══ Given records
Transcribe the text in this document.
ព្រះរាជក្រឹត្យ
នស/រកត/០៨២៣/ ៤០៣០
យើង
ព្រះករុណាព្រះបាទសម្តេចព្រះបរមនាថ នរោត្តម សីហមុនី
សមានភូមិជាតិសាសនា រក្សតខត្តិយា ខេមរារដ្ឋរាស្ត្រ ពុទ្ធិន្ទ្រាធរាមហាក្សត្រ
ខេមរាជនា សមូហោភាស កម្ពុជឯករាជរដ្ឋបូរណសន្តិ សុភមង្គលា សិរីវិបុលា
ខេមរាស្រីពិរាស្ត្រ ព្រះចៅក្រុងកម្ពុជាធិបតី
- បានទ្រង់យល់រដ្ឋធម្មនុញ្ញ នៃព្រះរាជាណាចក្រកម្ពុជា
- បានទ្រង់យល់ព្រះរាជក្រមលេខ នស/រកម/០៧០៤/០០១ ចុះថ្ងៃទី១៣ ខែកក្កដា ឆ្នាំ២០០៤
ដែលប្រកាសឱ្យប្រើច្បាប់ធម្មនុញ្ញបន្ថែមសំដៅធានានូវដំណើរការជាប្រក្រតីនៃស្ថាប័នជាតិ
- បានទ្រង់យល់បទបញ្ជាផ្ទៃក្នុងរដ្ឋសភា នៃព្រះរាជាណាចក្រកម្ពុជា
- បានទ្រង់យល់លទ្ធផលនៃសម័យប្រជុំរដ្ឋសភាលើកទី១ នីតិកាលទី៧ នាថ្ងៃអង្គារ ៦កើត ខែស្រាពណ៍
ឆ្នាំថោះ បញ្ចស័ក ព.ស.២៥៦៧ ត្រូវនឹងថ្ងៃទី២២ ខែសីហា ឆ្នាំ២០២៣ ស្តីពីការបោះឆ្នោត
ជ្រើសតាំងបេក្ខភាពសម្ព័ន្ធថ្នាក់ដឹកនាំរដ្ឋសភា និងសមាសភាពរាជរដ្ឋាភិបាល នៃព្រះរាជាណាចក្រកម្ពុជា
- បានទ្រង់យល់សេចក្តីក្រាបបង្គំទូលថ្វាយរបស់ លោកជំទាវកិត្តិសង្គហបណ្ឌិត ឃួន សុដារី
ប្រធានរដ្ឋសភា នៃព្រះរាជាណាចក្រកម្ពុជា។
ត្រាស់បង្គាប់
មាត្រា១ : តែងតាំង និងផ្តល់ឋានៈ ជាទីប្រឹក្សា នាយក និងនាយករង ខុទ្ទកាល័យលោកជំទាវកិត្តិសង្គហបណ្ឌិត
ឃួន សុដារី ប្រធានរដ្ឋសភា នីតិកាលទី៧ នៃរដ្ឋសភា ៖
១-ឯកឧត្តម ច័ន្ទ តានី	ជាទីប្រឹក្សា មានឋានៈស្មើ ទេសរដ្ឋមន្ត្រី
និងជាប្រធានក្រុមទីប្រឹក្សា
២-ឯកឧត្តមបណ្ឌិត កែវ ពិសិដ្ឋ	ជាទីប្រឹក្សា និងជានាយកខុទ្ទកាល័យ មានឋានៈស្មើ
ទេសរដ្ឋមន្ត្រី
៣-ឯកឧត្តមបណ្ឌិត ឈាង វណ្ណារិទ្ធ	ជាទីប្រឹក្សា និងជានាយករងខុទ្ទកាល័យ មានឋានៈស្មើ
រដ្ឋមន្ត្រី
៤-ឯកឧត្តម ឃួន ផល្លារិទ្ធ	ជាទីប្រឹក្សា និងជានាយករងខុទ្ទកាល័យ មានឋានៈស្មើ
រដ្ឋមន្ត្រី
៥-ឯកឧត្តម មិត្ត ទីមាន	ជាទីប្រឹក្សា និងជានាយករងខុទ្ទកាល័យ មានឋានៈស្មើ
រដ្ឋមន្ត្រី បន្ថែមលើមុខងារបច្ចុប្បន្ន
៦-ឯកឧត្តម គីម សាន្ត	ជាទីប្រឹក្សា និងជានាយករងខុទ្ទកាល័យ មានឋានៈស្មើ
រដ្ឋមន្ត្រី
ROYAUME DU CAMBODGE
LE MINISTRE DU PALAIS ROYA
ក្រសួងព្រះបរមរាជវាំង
════
Required work =
Extract each line of the listing above, copying it word for word.

Answer for the task =
Transcribe the text in this document.
ព្រះរាជក្រឹត្យ
នស/រកត/០៨២៣/ ៤០៣០
យើង
ព្រះករុណាព្រះបាទសម្តេចព្រះបរមនាថ នរោត្តម សីហមុនី
សមានភូមិជាតិសាសនា រក្សតខត្តិយា ខេមរារដ្ឋរាស្ត្រ ពុទ្ធិន្ទ្រាធរាមហាក្សត្រ
ខេមរាជនា សមូហោភាស កម្ពុជឯករាជរដ្ឋបូរណសន្តិ សុភមង្គលា សិរីវិបុលា
ខេមរាស្រីពិរាស្ត្រ ព្រះចៅក្រុងកម្ពុជាធិបតី
- បានទ្រង់យល់រដ្ឋធម្មនុញ្ញ នៃព្រះរាជាណាចក្រកម្ពុជា
- បានទ្រង់យល់ព្រះរាជក្រមលេខ នស/រកម/០៧០៤/០០១ ចុះថ្ងៃទី១៣ ខែកក្កដា ឆ្នាំ២០០៤
ដែលប្រកាសឱ្យប្រើច្បាប់ធម្មនុញ្ញបន្ថែមសំដៅធានានូវដំណើរការជាប្រក្រតីនៃស្ថាប័នជាតិ
- បានទ្រង់យល់បទបញ្ជាផ្ទៃក្នុងរដ្ឋសភា នៃព្រះរាជាណាចក្រកម្ពុជា
- បានទ្រង់យល់លទ្ធផលនៃសម័យប្រជុំរដ្ឋសភាលើកទី១ នីតិកាលទី៧ នាថ្ងៃអង្គារ ៦កើត ខែស្រាពណ៍
ឆ្នាំថោះ បញ្ចស័ក ព.ស.២៥៦៧ ត្រូវនឹងថ្ងៃទី២២ ខែសីហា ឆ្នាំ២០២៣ ស្តីពីការបោះឆ្នោត
ជ្រើសតាំងបេក្ខភាពសម្ព័ន្ធថ្នាក់ដឹកនាំរដ្ឋសភា និងសមាសភាពរាជរដ្ឋាភិបាល នៃព្រះរាជាណាចក្រកម្ពុជា
- បានទ្រង់យល់សេចក្តីក្រាបបង្គំទូលថ្វាយរបស់ លោកជំទាវកិត្តិសង្គហបណ្ឌិត ឃួន សុដារី
ប្រធានរដ្ឋសភា នៃព្រះរាជាណាចក្រកម្ពុជា។
ត្រាស់បង្គាប់
មាត្រា១ : តែងតាំង និងផ្តល់ឋានៈ ជាទីប្រឹក្សា នាយក និងនាយករង ខុទ្ទកាល័យលោកជំទាវកិត្តិសង្គហបណ្ឌិត
ឃួន សុដារី ប្រធានរដ្ឋសភា នីតិកាលទី៧ នៃរដ្ឋសភា ៖
១-ឯកឧត្តម ច័ន្ទ តានី	ជាទីប្រឹក្សា មានឋានៈស្មើ ទេសរដ្ឋមន្ត្រី
និងជាប្រធានក្រុមទីប្រឹក្សា
២-ឯកឧត្តមបណ្ឌិត កែវ ពិសិដ្ឋ	ជាទីប្រឹក្សា និងជានាយកខុទ្ទកាល័យ មានឋានៈស្មើ
ទេសរដ្ឋមន្ត្រី
៣-ឯកឧត្តមបណ្ឌិត ឈាង វណ្ណារិទ្ធ	ជាទីប្រឹក្សា និងជានាយករងខុទ្ទកាល័យ មានឋានៈស្មើ
រដ្ឋមន្ត្រី
៤-ឯកឧត្តម ឃួន ផល្លារិទ្ធ	ជាទីប្រឹក្សា និងជានាយករងខុទ្ទកាល័យ មានឋានៈស្មើ
រដ្ឋមន្ត្រី
៥-ឯកឧត្តម មិត្ត ទីមាន	ជាទីប្រឹក្សា និងជានាយករងខុទ្ទកាល័យ មានឋានៈស្មើ
រដ្ឋមន្ត្រី បន្ថែមលើមុខងារបច្ចុប្បន្ន
៦-ឯកឧត្តម គីម សាន្ត	ជាទីប្រឹក្សា និងជានាយករងខុទ្ទកាល័យ មានឋានៈស្មើ
រដ្ឋមន្ត្រី
ROYAUME DU CAMBODGE
LE MINISTRE DU PALAIS ROYA
ក្រសួងព្រះបរមរាជវាំង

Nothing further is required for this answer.